What is expected
Report, as a bare number, how many lines hold "mais".

Extracted data entries:

* * * * * * *

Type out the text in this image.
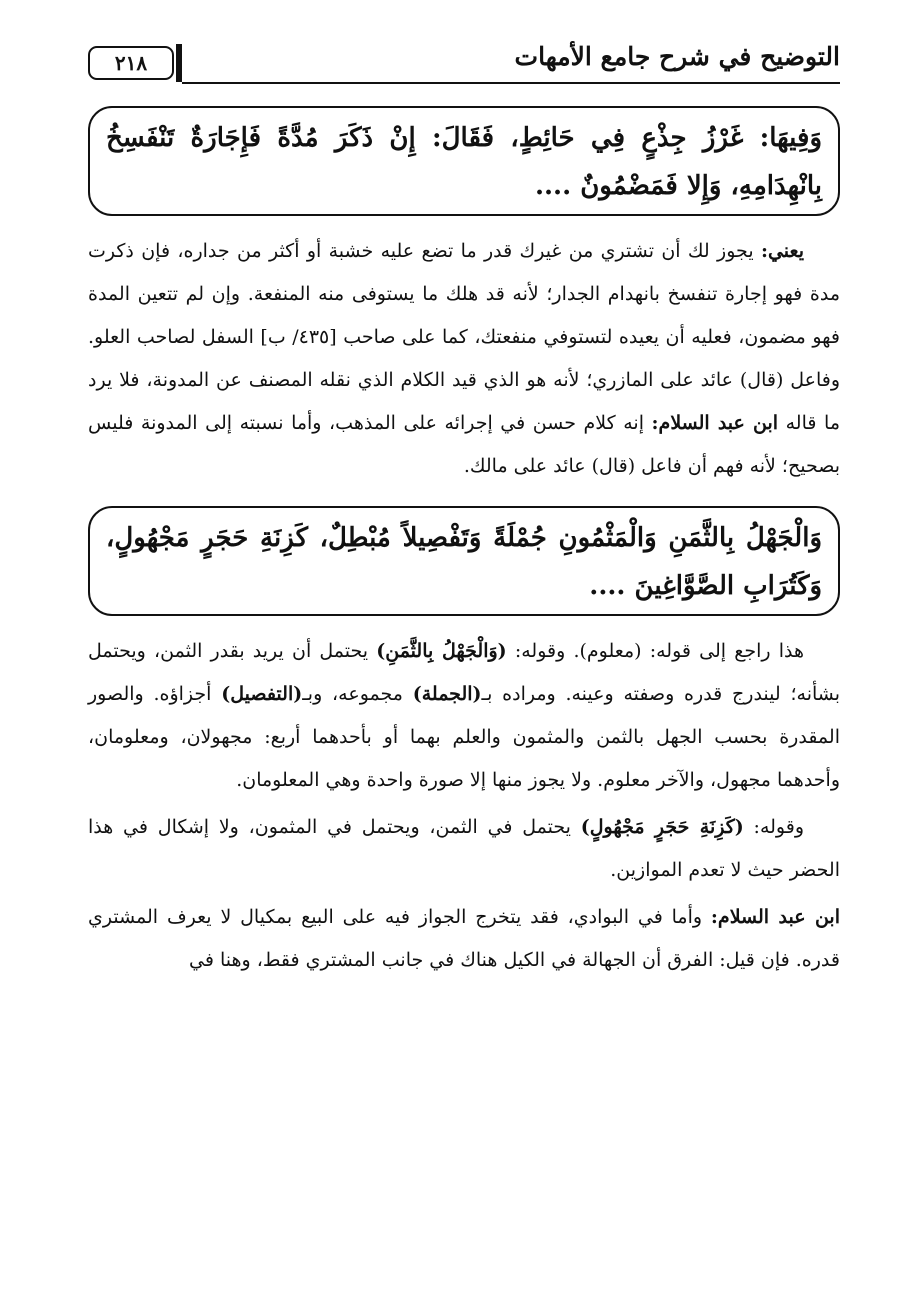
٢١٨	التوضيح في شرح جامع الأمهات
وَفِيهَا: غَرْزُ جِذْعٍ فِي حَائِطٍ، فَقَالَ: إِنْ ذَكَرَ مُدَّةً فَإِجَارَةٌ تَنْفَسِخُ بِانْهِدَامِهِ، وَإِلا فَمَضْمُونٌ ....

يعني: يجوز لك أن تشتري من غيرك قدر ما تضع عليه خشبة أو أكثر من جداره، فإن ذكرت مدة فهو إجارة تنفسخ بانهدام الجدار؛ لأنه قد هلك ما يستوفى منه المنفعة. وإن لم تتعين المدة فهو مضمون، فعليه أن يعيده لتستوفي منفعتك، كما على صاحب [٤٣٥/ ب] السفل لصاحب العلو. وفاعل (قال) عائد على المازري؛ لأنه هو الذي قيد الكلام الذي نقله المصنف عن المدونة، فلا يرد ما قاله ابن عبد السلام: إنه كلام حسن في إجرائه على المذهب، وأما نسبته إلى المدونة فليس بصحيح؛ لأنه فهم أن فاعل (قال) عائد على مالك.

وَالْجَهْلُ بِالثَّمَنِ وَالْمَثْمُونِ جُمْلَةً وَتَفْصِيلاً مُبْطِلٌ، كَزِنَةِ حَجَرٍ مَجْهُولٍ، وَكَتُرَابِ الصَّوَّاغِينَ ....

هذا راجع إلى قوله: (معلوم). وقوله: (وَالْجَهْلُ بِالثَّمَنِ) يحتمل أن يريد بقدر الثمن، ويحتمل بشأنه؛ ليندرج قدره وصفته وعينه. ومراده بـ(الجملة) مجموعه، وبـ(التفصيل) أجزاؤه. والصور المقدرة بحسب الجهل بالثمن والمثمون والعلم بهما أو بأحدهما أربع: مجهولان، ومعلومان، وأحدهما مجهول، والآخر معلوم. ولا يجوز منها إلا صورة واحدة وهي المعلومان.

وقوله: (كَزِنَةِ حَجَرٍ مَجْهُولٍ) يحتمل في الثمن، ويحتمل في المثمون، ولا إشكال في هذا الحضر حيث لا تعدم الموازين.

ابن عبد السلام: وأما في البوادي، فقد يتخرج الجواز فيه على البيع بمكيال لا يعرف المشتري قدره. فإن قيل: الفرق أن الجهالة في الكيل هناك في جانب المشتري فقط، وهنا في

* * * * * * *

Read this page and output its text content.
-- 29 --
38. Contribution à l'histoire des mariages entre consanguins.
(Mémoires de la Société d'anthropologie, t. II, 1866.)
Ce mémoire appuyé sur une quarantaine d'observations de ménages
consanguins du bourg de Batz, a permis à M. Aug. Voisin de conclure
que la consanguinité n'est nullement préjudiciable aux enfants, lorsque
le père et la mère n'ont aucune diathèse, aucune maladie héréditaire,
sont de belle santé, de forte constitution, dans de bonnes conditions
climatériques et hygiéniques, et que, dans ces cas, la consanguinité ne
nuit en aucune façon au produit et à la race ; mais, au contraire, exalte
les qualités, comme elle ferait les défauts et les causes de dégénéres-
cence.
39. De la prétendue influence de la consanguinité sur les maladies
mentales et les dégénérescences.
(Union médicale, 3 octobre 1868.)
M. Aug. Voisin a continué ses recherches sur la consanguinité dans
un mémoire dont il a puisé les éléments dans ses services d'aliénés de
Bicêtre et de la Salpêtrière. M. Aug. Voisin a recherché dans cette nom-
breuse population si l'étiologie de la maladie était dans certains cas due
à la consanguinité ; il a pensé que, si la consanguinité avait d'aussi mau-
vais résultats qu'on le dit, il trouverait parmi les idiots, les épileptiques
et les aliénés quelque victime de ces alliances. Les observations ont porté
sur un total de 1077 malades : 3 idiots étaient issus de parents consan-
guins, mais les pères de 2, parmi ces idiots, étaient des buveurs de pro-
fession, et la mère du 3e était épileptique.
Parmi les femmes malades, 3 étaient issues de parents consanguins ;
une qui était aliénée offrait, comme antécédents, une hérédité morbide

* * * * * * *

Exercise output
2